▼
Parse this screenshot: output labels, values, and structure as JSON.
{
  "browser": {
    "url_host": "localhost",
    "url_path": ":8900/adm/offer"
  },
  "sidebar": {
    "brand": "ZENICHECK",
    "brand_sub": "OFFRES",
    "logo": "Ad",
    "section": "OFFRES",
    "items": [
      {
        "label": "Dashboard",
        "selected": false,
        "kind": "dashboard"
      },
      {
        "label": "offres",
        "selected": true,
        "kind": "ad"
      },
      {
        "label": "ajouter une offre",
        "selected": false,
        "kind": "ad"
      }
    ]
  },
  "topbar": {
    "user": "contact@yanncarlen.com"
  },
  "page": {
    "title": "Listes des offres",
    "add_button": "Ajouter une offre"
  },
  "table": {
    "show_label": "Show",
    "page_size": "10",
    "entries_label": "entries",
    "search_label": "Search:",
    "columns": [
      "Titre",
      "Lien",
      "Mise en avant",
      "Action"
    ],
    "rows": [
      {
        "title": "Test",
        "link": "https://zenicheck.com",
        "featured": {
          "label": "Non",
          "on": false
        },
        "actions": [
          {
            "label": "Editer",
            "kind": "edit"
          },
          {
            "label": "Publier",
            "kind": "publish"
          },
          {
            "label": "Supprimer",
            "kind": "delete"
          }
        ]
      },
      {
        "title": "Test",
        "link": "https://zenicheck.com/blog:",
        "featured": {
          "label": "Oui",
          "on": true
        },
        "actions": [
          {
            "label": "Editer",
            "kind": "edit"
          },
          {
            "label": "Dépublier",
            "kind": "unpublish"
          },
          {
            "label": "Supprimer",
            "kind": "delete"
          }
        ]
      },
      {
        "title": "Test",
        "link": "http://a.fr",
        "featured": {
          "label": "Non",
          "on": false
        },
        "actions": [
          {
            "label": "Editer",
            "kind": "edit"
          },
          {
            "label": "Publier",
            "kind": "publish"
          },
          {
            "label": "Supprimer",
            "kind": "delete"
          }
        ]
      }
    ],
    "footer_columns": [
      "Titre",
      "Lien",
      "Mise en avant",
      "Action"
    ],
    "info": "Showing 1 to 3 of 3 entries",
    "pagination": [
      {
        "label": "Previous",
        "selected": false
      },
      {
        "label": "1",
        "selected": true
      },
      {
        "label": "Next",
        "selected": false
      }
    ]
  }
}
▲
__PROMPT__
Every line of the records above needs to be given again exactly.

__SOLUTION TO THIS PROBLEM__
Parse this screenshot: output labels, values, and structure as JSON.
{
  "browser": {
    "url_host": "localhost",
    "url_path": ":8900/adm/offer"
  },
  "sidebar": {
    "brand": "ZENICHECK",
    "brand_sub": "OFFRES",
    "logo": "Ad",
    "section": "OFFRES",
    "items": [
      {
        "label": "Dashboard",
        "selected": false,
        "kind": "dashboard"
      },
      {
        "label": "offres",
        "selected": true,
        "kind": "ad"
      },
      {
        "label": "ajouter une offre",
        "selected": false,
        "kind": "ad"
      }
    ]
  },
  "topbar": {
    "user": "contact@yanncarlen.com"
  },
  "page": {
    "title": "Listes des offres",
    "add_button": "Ajouter une offre"
  },
  "table": {
    "show_label": "Show",
    "page_size": "10",
    "entries_label": "entries",
    "search_label": "Search:",
    "columns": [
      "Titre",
      "Lien",
      "Mise en avant",
      "Action"
    ],
    "rows": [
      {
        "title": "Test",
        "link": "https://zenicheck.com",
        "featured": {
          "label": "Non",
          "on": false
        },
        "actions": [
          {
            "label": "Editer",
            "kind": "edit"
          },
          {
            "label": "Publier",
            "kind": "publish"
          },
          {
            "label": "Supprimer",
            "kind": "delete"
          }
        ]
      },
      {
        "title": "Test",
        "link": "https://zenicheck.com/blog:",
        "featured": {
          "label": "Oui",
          "on": true
        },
        "actions": [
          {
            "label": "Editer",
            "kind": "edit"
          },
          {
            "label": "Dépublier",
            "kind": "unpublish"
          },
          {
            "label": "Supprimer",
            "kind": "delete"
          }
        ]
      },
      {
        "title": "Test",
        "link": "http://a.fr",
        "featured": {
          "label": "Non",
          "on": false
        },
        "actions": [
          {
            "label": "Editer",
            "kind": "edit"
          },
          {
            "label": "Publier",
            "kind": "publish"
          },
          {
            "label": "Supprimer",
            "kind": "delete"
          }
        ]
      }
    ],
    "footer_columns": [
      "Titre",
      "Lien",
      "Mise en avant",
      "Action"
    ],
    "info": "Showing 1 to 3 of 3 entries",
    "pagination": [
      {
        "label": "Previous",
        "selected": false
      },
      {
        "label": "1",
        "selected": true
      },
      {
        "label": "Next",
        "selected": false
      }
    ]
  }
}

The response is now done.